== INSTRUCTIONS FOR THE TASK ==
Exactly as written, print each record in the listing.

— Begin —

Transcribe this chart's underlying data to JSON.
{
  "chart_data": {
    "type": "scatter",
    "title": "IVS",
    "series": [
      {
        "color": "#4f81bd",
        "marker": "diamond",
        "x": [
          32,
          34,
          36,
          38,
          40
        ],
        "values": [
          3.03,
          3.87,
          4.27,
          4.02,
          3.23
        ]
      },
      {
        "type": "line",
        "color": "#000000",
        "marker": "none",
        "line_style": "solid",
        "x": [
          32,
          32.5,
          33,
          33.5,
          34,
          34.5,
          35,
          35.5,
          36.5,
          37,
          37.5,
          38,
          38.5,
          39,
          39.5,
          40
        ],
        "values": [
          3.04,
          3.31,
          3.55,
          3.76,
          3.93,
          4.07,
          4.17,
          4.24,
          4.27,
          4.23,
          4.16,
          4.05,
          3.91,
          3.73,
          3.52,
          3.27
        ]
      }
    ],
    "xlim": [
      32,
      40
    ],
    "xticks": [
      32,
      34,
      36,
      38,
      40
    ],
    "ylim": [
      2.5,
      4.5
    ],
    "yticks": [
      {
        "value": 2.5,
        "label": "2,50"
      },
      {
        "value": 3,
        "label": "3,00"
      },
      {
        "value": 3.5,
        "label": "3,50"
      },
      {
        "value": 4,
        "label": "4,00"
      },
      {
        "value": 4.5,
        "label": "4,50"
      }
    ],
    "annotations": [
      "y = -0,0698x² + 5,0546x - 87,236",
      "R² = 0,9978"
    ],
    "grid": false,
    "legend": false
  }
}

— End —

== SOLUTION TO THE PROBLEM ==
Transcribe this chart's underlying data to JSON.
{
  "chart_data": {
    "type": "scatter",
    "title": "IVS",
    "series": [
      {
        "color": "#4f81bd",
        "marker": "diamond",
        "x": [
          32,
          34,
          36,
          38,
          40
        ],
        "values": [
          3.03,
          3.87,
          4.27,
          4.02,
          3.23
        ]
      },
      {
        "type": "line",
        "color": "#000000",
        "marker": "none",
        "line_style": "solid",
        "x": [
          32,
          32.5,
          33,
          33.5,
          34,
          34.5,
          35,
          35.5,
          36.5,
          37,
          37.5,
          38,
          38.5,
          39,
          39.5,
          40
        ],
        "values": [
          3.04,
          3.31,
          3.55,
          3.76,
          3.93,
          4.07,
          4.17,
          4.24,
          4.27,
          4.23,
          4.16,
          4.05,
          3.91,
          3.73,
          3.52,
          3.27
        ]
      }
    ],
    "xlim": [
      32,
      40
    ],
    "xticks": [
      32,
      34,
      36,
      38,
      40
    ],
    "ylim": [
      2.5,
      4.5
    ],
    "yticks": [
      {
        "value": 2.5,
        "label": "2,50"
      },
      {
        "value": 3,
        "label": "3,00"
      },
      {
        "value": 3.5,
        "label": "3,50"
      },
      {
        "value": 4,
        "label": "4,00"
      },
      {
        "value": 4.5,
        "label": "4,50"
      }
    ],
    "annotations": [
      "y = -0,0698x² + 5,0546x - 87,236",
      "R² = 0,9978"
    ],
    "grid": false,
    "legend": false
  }
}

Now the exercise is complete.